Data =
▶
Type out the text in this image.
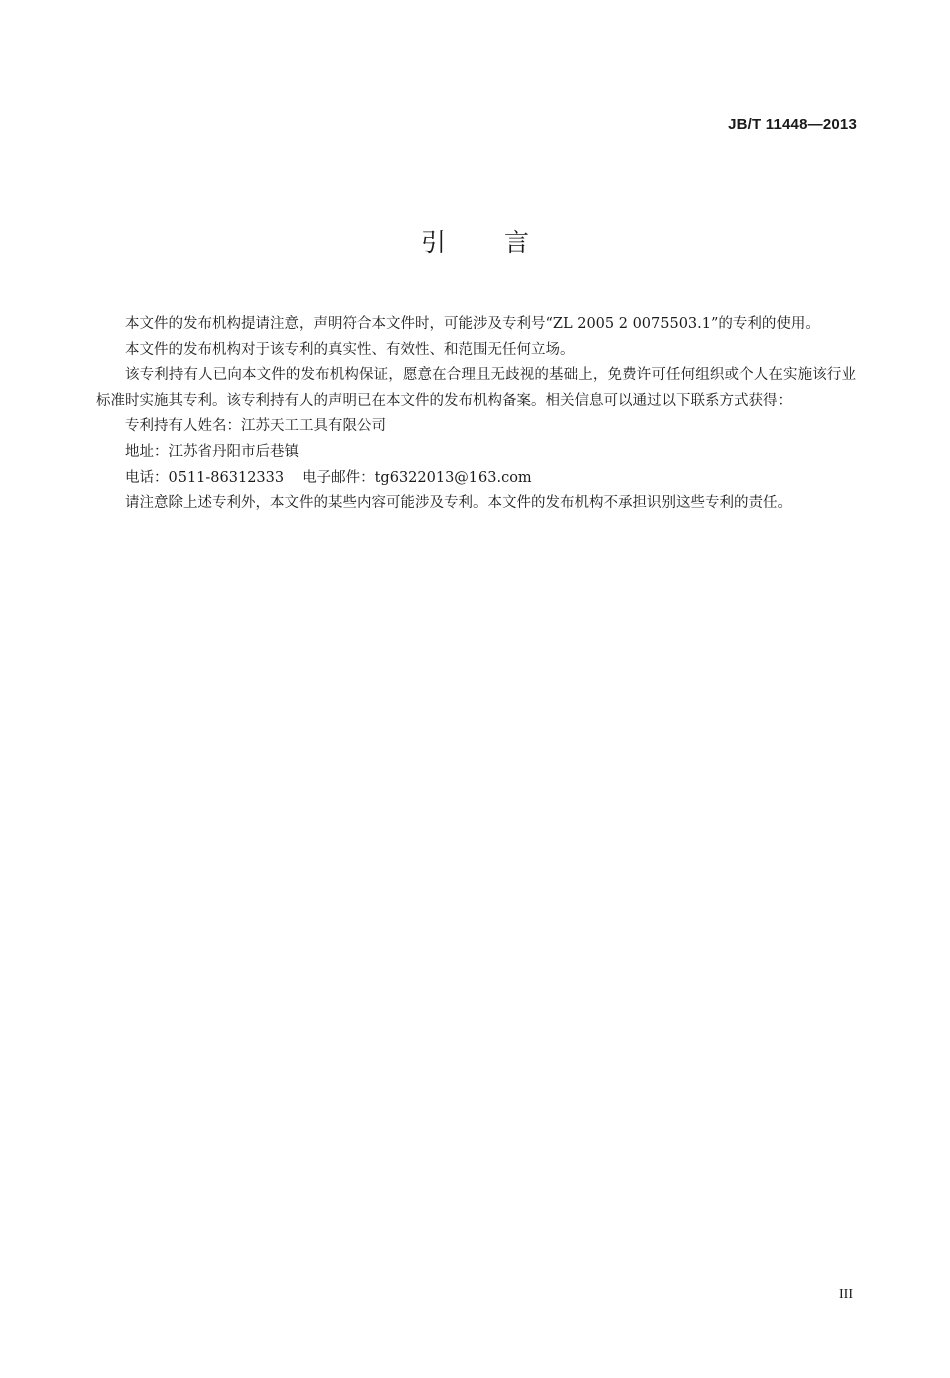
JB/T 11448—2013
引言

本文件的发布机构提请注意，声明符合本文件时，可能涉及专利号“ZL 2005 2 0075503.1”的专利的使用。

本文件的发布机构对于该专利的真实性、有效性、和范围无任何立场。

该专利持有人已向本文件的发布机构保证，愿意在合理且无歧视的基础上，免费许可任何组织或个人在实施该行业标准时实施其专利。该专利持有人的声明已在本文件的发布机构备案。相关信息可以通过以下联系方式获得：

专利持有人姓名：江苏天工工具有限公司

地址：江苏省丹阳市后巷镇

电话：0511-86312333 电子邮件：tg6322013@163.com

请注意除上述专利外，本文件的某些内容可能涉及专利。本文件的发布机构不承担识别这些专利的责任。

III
◀
▶
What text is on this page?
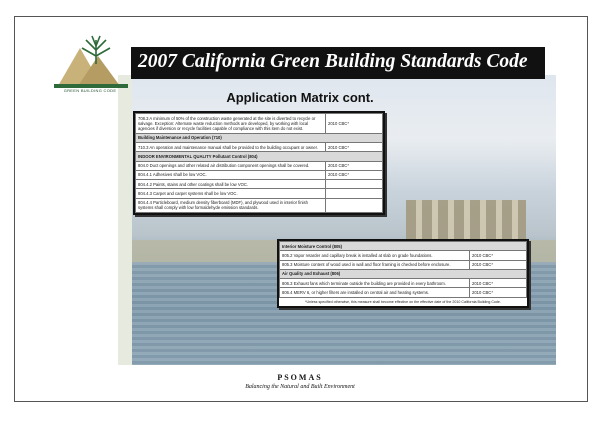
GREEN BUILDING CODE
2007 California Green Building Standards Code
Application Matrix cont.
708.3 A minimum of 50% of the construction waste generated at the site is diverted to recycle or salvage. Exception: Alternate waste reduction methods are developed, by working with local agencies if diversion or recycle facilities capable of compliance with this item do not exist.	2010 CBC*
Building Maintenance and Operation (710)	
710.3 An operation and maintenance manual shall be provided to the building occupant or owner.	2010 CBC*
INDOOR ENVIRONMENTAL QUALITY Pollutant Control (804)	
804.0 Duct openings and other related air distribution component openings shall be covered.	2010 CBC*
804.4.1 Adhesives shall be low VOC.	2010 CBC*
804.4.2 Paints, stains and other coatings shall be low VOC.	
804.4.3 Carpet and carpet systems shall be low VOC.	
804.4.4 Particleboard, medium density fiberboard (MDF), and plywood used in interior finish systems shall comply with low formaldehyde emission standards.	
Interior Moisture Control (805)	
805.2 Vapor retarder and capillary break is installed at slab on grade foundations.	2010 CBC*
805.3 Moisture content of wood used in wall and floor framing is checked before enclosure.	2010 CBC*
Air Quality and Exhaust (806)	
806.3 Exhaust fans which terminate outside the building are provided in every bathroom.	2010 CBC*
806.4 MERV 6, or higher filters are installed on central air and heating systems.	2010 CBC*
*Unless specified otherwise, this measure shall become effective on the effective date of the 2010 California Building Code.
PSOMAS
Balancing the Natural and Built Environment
◀
What is being asked =
Look through the data above. Copy every line with the string "provided" in it.

Output =
710.3 An operation and maintenance manual shall be provided to the building occupant or owner.	2010 CBC*
806.3 Exhaust fans which terminate outside the building are provided in every bathroom.	2010 CBC*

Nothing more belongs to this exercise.